# Work to complete
Your task is to transcribe the data in full.

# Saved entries
★ ★ ★ ★ ★
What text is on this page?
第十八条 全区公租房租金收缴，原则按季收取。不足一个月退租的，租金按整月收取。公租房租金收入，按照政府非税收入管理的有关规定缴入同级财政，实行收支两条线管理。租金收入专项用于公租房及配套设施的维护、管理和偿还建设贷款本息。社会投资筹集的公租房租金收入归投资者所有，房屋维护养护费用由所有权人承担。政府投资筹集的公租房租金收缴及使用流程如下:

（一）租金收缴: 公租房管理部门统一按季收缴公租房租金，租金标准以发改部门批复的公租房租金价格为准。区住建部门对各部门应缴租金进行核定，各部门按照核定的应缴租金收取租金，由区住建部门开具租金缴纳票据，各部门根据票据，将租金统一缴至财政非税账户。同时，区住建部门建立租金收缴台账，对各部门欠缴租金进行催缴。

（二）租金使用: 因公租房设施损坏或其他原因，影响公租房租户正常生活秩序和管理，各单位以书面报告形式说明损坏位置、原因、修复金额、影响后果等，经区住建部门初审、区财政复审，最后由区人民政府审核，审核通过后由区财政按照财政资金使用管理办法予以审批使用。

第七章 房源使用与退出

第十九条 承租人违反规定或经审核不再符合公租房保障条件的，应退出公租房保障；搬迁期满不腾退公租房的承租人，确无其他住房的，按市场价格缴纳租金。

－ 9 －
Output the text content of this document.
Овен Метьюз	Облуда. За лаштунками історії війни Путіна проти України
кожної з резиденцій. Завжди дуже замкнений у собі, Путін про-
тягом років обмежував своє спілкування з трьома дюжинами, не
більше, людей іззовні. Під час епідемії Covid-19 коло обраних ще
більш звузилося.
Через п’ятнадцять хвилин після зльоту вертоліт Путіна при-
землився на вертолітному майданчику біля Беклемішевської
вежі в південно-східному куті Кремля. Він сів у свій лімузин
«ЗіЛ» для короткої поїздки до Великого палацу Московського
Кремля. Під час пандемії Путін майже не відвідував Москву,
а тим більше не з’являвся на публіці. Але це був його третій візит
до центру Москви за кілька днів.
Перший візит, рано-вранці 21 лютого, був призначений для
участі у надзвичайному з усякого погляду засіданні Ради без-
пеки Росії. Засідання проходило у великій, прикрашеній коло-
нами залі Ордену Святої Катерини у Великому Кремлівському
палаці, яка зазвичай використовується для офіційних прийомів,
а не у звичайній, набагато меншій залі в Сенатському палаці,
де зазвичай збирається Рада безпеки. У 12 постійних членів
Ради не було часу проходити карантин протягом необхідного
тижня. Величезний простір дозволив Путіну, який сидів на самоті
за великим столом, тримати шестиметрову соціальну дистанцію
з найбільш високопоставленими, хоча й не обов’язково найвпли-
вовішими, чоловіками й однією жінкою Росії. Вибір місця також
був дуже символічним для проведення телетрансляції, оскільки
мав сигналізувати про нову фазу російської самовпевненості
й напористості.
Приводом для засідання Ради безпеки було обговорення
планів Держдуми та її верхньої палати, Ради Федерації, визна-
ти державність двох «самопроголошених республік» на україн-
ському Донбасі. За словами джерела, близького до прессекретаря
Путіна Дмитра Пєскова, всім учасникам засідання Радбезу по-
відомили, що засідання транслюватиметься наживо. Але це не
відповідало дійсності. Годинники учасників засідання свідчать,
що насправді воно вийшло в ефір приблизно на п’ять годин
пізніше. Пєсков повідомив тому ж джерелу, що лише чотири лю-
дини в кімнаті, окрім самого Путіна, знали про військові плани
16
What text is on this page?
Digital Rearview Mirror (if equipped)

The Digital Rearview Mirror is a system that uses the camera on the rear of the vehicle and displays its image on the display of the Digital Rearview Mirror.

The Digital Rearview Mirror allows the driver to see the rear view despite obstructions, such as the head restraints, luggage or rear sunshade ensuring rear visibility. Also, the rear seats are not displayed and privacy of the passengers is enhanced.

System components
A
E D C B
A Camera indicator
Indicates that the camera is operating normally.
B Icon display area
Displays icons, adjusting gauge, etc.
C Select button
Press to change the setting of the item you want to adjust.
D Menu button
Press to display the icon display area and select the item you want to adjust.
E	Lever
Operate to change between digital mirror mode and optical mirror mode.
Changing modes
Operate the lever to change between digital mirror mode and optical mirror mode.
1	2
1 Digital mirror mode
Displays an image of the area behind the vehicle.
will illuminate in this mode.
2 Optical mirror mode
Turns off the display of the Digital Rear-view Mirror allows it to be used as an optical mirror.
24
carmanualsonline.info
★ ★ ★ ★ ★
# Answer below
What text is on this page?
第十八条 全区公租房租金收缴，原则按季收取。不足一个月退租的，租金按整月收取。公租房租金收入，按照政府非税收入管理的有关规定缴入同级财政，实行收支两条线管理。租金收入专项用于公租房及配套设施的维护、管理和偿还建设贷款本息。社会投资筹集的公租房租金收入归投资者所有，房屋维护养护费用由所有权人承担。政府投资筹集的公租房租金收缴及使用流程如下:

（一）租金收缴: 公租房管理部门统一按季收缴公租房租金，租金标准以发改部门批复的公租房租金价格为准。区住建部门对各部门应缴租金进行核定，各部门按照核定的应缴租金收取租金，由区住建部门开具租金缴纳票据，各部门根据票据，将租金统一缴至财政非税账户。同时，区住建部门建立租金收缴台账，对各部门欠缴租金进行催缴。

（二）租金使用: 因公租房设施损坏或其他原因，影响公租房租户正常生活秩序和管理，各单位以书面报告形式说明损坏位置、原因、修复金额、影响后果等，经区住建部门初审、区财政复审，最后由区人民政府审核，审核通过后由区财政按照财政资金使用管理办法予以审批使用。

第七章 房源使用与退出

第十九条 承租人违反规定或经审核不再符合公租房保障条件的，应退出公租房保障；搬迁期满不腾退公租房的承租人，确无其他住房的，按市场价格缴纳租金。

－ 9 －
Output the text content of this document.
Овен Метьюз	Облуда. За лаштунками історії війни Путіна проти України
кожної з резиденцій. Завжди дуже замкнений у собі, Путін про-
тягом років обмежував своє спілкування з трьома дюжинами, не
більше, людей іззовні. Під час епідемії Covid-19 коло обраних ще
більш звузилося.
Через п’ятнадцять хвилин після зльоту вертоліт Путіна при-
землився на вертолітному майданчику біля Беклемішевської
вежі в південно-східному куті Кремля. Він сів у свій лімузин
«ЗіЛ» для короткої поїздки до Великого палацу Московського
Кремля. Під час пандемії Путін майже не відвідував Москву,
а тим більше не з’являвся на публіці. Але це був його третій візит
до центру Москви за кілька днів.
Перший візит, рано-вранці 21 лютого, був призначений для
участі у надзвичайному з усякого погляду засіданні Ради без-
пеки Росії. Засідання проходило у великій, прикрашеній коло-
нами залі Ордену Святої Катерини у Великому Кремлівському
палаці, яка зазвичай використовується для офіційних прийомів,
а не у звичайній, набагато меншій залі в Сенатському палаці,
де зазвичай збирається Рада безпеки. У 12 постійних членів
Ради не було часу проходити карантин протягом необхідного
тижня. Величезний простір дозволив Путіну, який сидів на самоті
за великим столом, тримати шестиметрову соціальну дистанцію
з найбільш високопоставленими, хоча й не обов’язково найвпли-
вовішими, чоловіками й однією жінкою Росії. Вибір місця також
був дуже символічним для проведення телетрансляції, оскільки
мав сигналізувати про нову фазу російської самовпевненості
й напористості.
Приводом для засідання Ради безпеки було обговорення
планів Держдуми та її верхньої палати, Ради Федерації, визна-
ти державність двох «самопроголошених республік» на україн-
ському Донбасі. За словами джерела, близького до прессекретаря
Путіна Дмитра Пєскова, всім учасникам засідання Радбезу по-
відомили, що засідання транслюватиметься наживо. Але це не
відповідало дійсності. Годинники учасників засідання свідчать,
що насправді воно вийшло в ефір приблизно на п’ять годин
пізніше. Пєсков повідомив тому ж джерелу, що лише чотири лю-
дини в кімнаті, окрім самого Путіна, знали про військові плани
16
What text is on this page?
Digital Rearview Mirror (if equipped)

The Digital Rearview Mirror is a system that uses the camera on the rear of the vehicle and displays its image on the display of the Digital Rearview Mirror.

The Digital Rearview Mirror allows the driver to see the rear view despite obstructions, such as the head restraints, luggage or rear sunshade ensuring rear visibility. Also, the rear seats are not displayed and privacy of the passengers is enhanced.

System components
A
E D C B
A Camera indicator
Indicates that the camera is operating normally.
B Icon display area
Displays icons, adjusting gauge, etc.
C Select button
Press to change the setting of the item you want to adjust.
D Menu button
Press to display the icon display area and select the item you want to adjust.
E	Lever
Operate to change between digital mirror mode and optical mirror mode.
Changing modes
Operate the lever to change between digital mirror mode and optical mirror mode.
1	2
1 Digital mirror mode
Displays an image of the area behind the vehicle.
will illuminate in this mode.
2 Optical mirror mode
Turns off the display of the Digital Rear-view Mirror allows it to be used as an optical mirror.
24
carmanualsonline.info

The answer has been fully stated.